Find each line that has the string "screenshot" and give the total, with nothing else.
/---
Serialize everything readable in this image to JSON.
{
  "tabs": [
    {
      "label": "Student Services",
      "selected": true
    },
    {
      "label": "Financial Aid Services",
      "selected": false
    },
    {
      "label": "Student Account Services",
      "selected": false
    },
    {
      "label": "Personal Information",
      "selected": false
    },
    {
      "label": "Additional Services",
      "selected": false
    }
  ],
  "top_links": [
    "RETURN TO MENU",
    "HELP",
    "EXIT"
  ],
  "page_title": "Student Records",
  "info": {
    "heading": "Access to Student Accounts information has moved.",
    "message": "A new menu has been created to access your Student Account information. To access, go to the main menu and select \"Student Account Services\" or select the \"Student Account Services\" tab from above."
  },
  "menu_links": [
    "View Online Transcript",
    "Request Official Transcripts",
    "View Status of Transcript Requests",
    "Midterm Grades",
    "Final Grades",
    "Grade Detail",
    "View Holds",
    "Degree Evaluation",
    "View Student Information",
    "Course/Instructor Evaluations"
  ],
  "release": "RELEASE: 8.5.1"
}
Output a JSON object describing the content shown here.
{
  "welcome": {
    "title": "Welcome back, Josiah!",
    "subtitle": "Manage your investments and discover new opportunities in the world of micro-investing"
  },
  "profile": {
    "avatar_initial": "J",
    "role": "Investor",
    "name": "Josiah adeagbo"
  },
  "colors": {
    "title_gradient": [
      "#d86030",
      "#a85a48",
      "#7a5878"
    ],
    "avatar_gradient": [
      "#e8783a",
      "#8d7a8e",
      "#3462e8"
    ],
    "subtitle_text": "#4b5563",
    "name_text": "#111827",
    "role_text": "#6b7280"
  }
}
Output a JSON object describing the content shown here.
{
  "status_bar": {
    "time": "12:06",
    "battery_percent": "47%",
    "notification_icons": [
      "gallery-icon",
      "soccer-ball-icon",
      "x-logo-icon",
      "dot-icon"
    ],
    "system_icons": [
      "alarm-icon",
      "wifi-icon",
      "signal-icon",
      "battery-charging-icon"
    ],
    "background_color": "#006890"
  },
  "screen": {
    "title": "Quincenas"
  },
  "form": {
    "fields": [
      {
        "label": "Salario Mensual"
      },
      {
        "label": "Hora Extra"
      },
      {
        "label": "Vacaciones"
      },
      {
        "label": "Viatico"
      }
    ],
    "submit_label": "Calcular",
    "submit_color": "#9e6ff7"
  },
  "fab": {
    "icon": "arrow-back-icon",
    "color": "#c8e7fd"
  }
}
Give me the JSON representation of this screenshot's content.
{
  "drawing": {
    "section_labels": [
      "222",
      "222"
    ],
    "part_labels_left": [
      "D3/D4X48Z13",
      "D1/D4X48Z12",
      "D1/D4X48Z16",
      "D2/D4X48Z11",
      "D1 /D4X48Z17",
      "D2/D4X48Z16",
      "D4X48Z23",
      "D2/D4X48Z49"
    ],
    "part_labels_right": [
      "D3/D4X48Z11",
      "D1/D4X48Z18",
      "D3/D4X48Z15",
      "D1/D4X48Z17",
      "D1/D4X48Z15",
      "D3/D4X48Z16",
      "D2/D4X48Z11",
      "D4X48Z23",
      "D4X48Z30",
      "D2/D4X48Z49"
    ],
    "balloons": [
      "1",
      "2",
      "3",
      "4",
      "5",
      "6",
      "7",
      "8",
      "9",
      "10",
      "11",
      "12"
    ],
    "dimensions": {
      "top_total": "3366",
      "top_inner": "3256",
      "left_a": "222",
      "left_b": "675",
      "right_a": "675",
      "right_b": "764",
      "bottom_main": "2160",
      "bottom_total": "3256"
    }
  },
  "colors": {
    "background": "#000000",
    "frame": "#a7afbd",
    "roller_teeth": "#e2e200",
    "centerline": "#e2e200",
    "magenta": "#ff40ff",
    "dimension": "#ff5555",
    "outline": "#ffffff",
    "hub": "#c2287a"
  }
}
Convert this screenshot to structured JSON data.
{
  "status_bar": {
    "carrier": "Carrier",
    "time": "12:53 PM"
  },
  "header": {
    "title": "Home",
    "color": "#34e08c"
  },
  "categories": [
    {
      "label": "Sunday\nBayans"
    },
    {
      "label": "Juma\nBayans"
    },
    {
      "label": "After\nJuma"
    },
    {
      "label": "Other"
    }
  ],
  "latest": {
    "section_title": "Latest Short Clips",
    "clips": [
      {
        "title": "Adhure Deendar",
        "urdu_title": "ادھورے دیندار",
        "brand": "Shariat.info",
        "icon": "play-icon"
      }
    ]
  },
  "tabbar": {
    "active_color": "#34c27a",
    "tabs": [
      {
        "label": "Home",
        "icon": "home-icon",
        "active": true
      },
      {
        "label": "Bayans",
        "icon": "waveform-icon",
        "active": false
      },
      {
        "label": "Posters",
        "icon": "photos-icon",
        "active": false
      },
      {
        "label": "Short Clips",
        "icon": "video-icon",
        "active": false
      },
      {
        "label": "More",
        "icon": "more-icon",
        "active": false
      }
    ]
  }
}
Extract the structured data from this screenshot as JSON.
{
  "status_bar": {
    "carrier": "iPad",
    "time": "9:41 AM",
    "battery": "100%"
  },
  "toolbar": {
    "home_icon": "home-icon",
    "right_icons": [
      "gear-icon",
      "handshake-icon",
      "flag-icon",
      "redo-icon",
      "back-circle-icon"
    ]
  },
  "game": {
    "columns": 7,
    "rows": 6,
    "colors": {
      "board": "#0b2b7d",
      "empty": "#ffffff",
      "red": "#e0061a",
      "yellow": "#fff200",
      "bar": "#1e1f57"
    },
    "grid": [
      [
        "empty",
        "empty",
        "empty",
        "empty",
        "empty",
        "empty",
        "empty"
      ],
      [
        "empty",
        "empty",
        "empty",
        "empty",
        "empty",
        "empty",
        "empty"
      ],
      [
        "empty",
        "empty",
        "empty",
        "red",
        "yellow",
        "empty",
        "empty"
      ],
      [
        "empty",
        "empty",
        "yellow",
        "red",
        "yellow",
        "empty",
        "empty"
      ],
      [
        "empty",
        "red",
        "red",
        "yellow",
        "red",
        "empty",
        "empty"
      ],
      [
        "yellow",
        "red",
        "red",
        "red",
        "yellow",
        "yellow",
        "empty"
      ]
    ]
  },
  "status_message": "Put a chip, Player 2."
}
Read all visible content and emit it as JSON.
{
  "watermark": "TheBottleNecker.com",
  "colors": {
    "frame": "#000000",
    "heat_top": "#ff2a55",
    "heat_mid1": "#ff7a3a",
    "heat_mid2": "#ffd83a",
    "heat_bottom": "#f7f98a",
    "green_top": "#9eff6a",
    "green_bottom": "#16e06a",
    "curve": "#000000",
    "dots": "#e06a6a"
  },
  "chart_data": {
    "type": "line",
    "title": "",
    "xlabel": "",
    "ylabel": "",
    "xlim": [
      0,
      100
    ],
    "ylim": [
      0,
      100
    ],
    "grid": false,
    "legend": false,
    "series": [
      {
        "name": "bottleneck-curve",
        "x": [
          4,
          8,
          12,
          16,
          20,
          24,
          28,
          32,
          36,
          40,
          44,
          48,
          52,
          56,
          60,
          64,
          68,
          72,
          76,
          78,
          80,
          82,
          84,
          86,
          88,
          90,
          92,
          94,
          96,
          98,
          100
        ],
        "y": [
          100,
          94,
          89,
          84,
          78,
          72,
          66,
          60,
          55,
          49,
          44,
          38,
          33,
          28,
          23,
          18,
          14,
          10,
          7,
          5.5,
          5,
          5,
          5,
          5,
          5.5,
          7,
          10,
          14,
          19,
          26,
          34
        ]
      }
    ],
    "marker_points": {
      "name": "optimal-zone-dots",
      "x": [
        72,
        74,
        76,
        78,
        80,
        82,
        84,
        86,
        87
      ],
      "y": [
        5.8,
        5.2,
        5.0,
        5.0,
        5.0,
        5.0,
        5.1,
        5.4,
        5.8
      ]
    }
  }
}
\---
Answer to this problem
3